Saved entries:

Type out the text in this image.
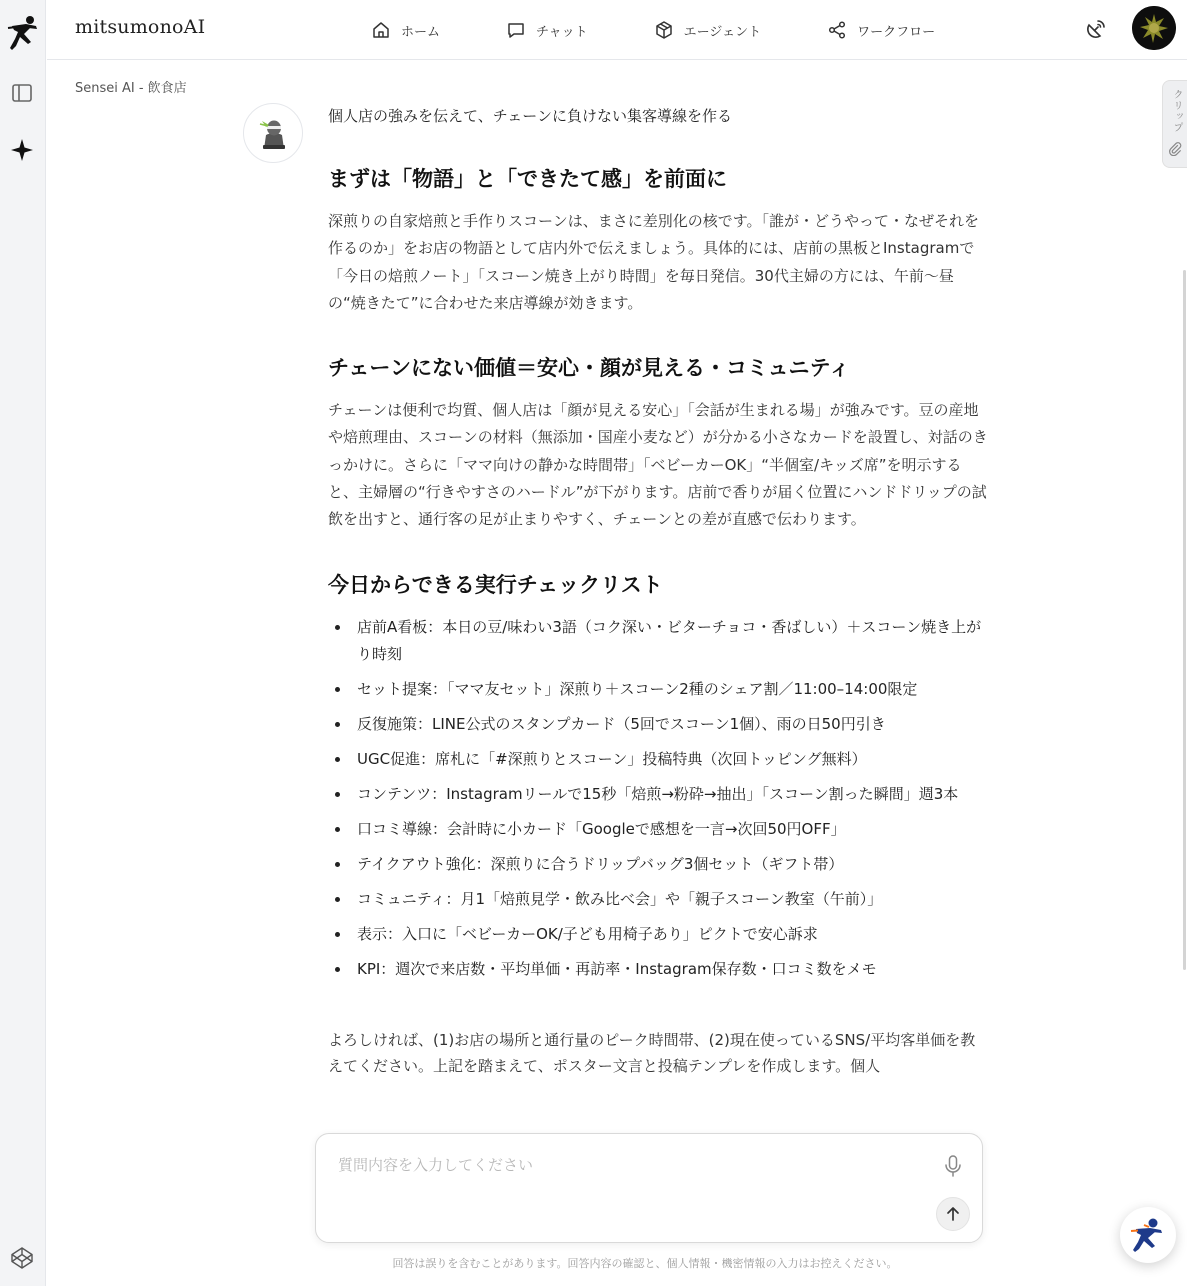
mitsumonoAI	ホーム	チャット	エージェント	ワークフロー
Sensei AI - 飲食店
クリップ

個人店の強みを伝えて、チェーンに負けない集客導線を作る

まずは「物語」と「できたて感」を前面に

深煎りの自家焙煎と手作りスコーンは、まさに差別化の核です。「誰が・どうやって・なぜそれを作るのか」をお店の物語として店内外で伝えましょう。具体的には、店前の黒板とInstagramで「今日の焙煎ノート」「スコーン焼き上がり時間」を毎日発信。30代主婦の方には、午前〜昼の“焼きたて”に合わせた来店導線が効きます。

チェーンにない価値＝安心・顔が見える・コミュニティ

チェーンは便利で均質、個人店は「顔が見える安心」「会話が生まれる場」が強みです。豆の産地や焙煎理由、スコーンの材料（無添加・国産小麦など）が分かる小さなカードを設置し、対話のきっかけに。さらに「ママ向けの静かな時間帯」「ベビーカーOK」“半個室/キッズ席”を明示すると、主婦層の“行きやすさのハードル”が下がります。店前で香りが届く位置にハンドドリップの試飲を出すと、通行客の足が止まりやすく、チェーンとの差が直感で伝わります。

今日からできる実行チェックリスト
店前A看板：本日の豆/味わい3語（コク深い・ビターチョコ・香ばしい）＋スコーン焼き上がり時刻
セット提案：「ママ友セット」深煎り＋スコーン2種のシェア割／11:00–14:00限定
反復施策：LINE公式のスタンプカード（5回でスコーン1個）、雨の日50円引き
UGC促進：席札に「#深煎りとスコーン」投稿特典（次回トッピング無料）
コンテンツ：Instagramリールで15秒「焙煎→粉砕→抽出」「スコーン割った瞬間」週3本
口コミ導線：会計時に小カード「Googleで感想を一言→次回50円OFF」
テイクアウト強化：深煎りに合うドリップバッグ3個セット（ギフト帯）
コミュニティ：月1「焙煎見学・飲み比べ会」や「親子スコーン教室（午前）」
表示：入口に「ベビーカーOK/子ども用椅子あり」ピクトで安心訴求
KPI：週次で来店数・平均単価・再訪率・Instagram保存数・口コミ数をメモ

よろしければ、(1)お店の場所と通行量のピーク時間帯、(2)現在使っているSNS/平均客単価を教えてください。上記を踏まえて、ポスター文言と投稿テンプレを作成します。個人

質問内容を入力してください
回答は誤りを含むことがあります。回答内容の確認と、個人情報・機密情報の入力はお控えください。
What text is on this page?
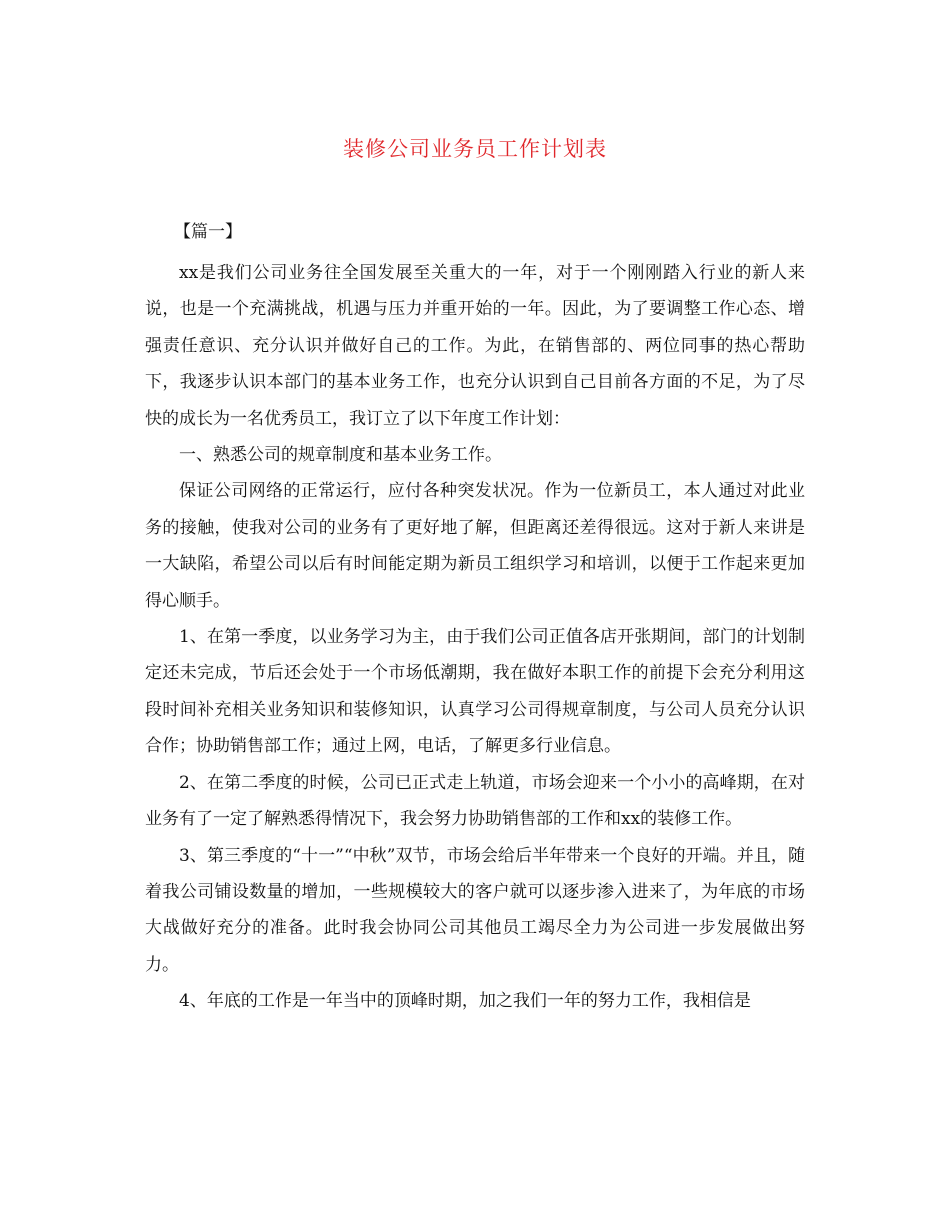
装修公司业务员工作计划表
【篇一】

xx是我们公司业务往全国发展至关重大的一年，对于一个刚刚踏入行业的新人来说，也是一个充满挑战，机遇与压力并重开始的一年。因此，为了要调整工作心态、增强责任意识、充分认识并做好自己的工作。为此，在销售部的、两位同事的热心帮助下，我逐步认识本部门的基本业务工作，也充分认识到自己目前各方面的不足，为了尽快的成长为一名优秀员工，我订立了以下年度工作计划：

一、熟悉公司的规章制度和基本业务工作。

保证公司网络的正常运行，应付各种突发状况。作为一位新员工，本人通过对此业务的接触，使我对公司的业务有了更好地了解，但距离还差得很远。这对于新人来讲是一大缺陷，希望公司以后有时间能定期为新员工组织学习和培训，以便于工作起来更加得心顺手。

1、在第一季度，以业务学习为主，由于我们公司正值各店开张期间，部门的计划制定还未完成，节后还会处于一个市场低潮期，我在做好本职工作的前提下会充分利用这段时间补充相关业务知识和装修知识，认真学习公司得规章制度，与公司人员充分认识合作；协助销售部工作；通过上网，电话，了解更多行业信息。

2、在第二季度的时候，公司已正式走上轨道，市场会迎来一个小小的高峰期，在对业务有了一定了解熟悉得情况下，我会努力协助销售部的工作和xx的装修工作。

3、第三季度的“十一”“中秋”双节，市场会给后半年带来一个良好的开端。并且，随着我公司铺设数量的增加，一些规模较大的客户就可以逐步渗入进来了，为年底的市场大战做好充分的准备。此时我会协同公司其他员工竭尽全力为公司进一步发展做出努力。

4、年底的工作是一年当中的顶峰时期，加之我们一年的努力工作，我相信是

■ Exercise task
Quote all of the entries word for word, omitting any pictures.

■ Reply to the task
Type out the text in this image.
mitsumonoAI	ホーム	チャット	エージェント	ワークフロー
Sensei AI - 飲食店
クリップ

個人店の強みを伝えて、チェーンに負けない集客導線を作る

まずは「物語」と「できたて感」を前面に

深煎りの自家焙煎と手作りスコーンは、まさに差別化の核です。「誰が・どうやって・なぜそれを作るのか」をお店の物語として店内外で伝えましょう。具体的には、店前の黒板とInstagramで「今日の焙煎ノート」「スコーン焼き上がり時間」を毎日発信。30代主婦の方には、午前〜昼の“焼きたて”に合わせた来店導線が効きます。

チェーンにない価値＝安心・顔が見える・コミュニティ

チェーンは便利で均質、個人店は「顔が見える安心」「会話が生まれる場」が強みです。豆の産地や焙煎理由、スコーンの材料（無添加・国産小麦など）が分かる小さなカードを設置し、対話のきっかけに。さらに「ママ向けの静かな時間帯」「ベビーカーOK」“半個室/キッズ席”を明示すると、主婦層の“行きやすさのハードル”が下がります。店前で香りが届く位置にハンドドリップの試飲を出すと、通行客の足が止まりやすく、チェーンとの差が直感で伝わります。

今日からできる実行チェックリスト
店前A看板：本日の豆/味わい3語（コク深い・ビターチョコ・香ばしい）＋スコーン焼き上がり時刻
セット提案：「ママ友セット」深煎り＋スコーン2種のシェア割／11:00–14:00限定
反復施策：LINE公式のスタンプカード（5回でスコーン1個）、雨の日50円引き
UGC促進：席札に「#深煎りとスコーン」投稿特典（次回トッピング無料）
コンテンツ：Instagramリールで15秒「焙煎→粉砕→抽出」「スコーン割った瞬間」週3本
口コミ導線：会計時に小カード「Googleで感想を一言→次回50円OFF」
テイクアウト強化：深煎りに合うドリップバッグ3個セット（ギフト帯）
コミュニティ：月1「焙煎見学・飲み比べ会」や「親子スコーン教室（午前）」
表示：入口に「ベビーカーOK/子ども用椅子あり」ピクトで安心訴求
KPI：週次で来店数・平均単価・再訪率・Instagram保存数・口コミ数をメモ

よろしければ、(1)お店の場所と通行量のピーク時間帯、(2)現在使っているSNS/平均客単価を教えてください。上記を踏まえて、ポスター文言と投稿テンプレを作成します。個人

質問内容を入力してください
回答は誤りを含むことがあります。回答内容の確認と、個人情報・機密情報の入力はお控えください。
What text is on this page?
装修公司业务员工作计划表
【篇一】

xx是我们公司业务往全国发展至关重大的一年，对于一个刚刚踏入行业的新人来说，也是一个充满挑战，机遇与压力并重开始的一年。因此，为了要调整工作心态、增强责任意识、充分认识并做好自己的工作。为此，在销售部的、两位同事的热心帮助下，我逐步认识本部门的基本业务工作，也充分认识到自己目前各方面的不足，为了尽快的成长为一名优秀员工，我订立了以下年度工作计划：

一、熟悉公司的规章制度和基本业务工作。

保证公司网络的正常运行，应付各种突发状况。作为一位新员工，本人通过对此业务的接触，使我对公司的业务有了更好地了解，但距离还差得很远。这对于新人来讲是一大缺陷，希望公司以后有时间能定期为新员工组织学习和培训，以便于工作起来更加得心顺手。

1、在第一季度，以业务学习为主，由于我们公司正值各店开张期间，部门的计划制定还未完成，节后还会处于一个市场低潮期，我在做好本职工作的前提下会充分利用这段时间补充相关业务知识和装修知识，认真学习公司得规章制度，与公司人员充分认识合作；协助销售部工作；通过上网，电话，了解更多行业信息。

2、在第二季度的时候，公司已正式走上轨道，市场会迎来一个小小的高峰期，在对业务有了一定了解熟悉得情况下，我会努力协助销售部的工作和xx的装修工作。

3、第三季度的“十一”“中秋”双节，市场会给后半年带来一个良好的开端。并且，随着我公司铺设数量的增加，一些规模较大的客户就可以逐步渗入进来了，为年底的市场大战做好充分的准备。此时我会协同公司其他员工竭尽全力为公司进一步发展做出努力。

4、年底的工作是一年当中的顶峰时期，加之我们一年的努力工作，我相信是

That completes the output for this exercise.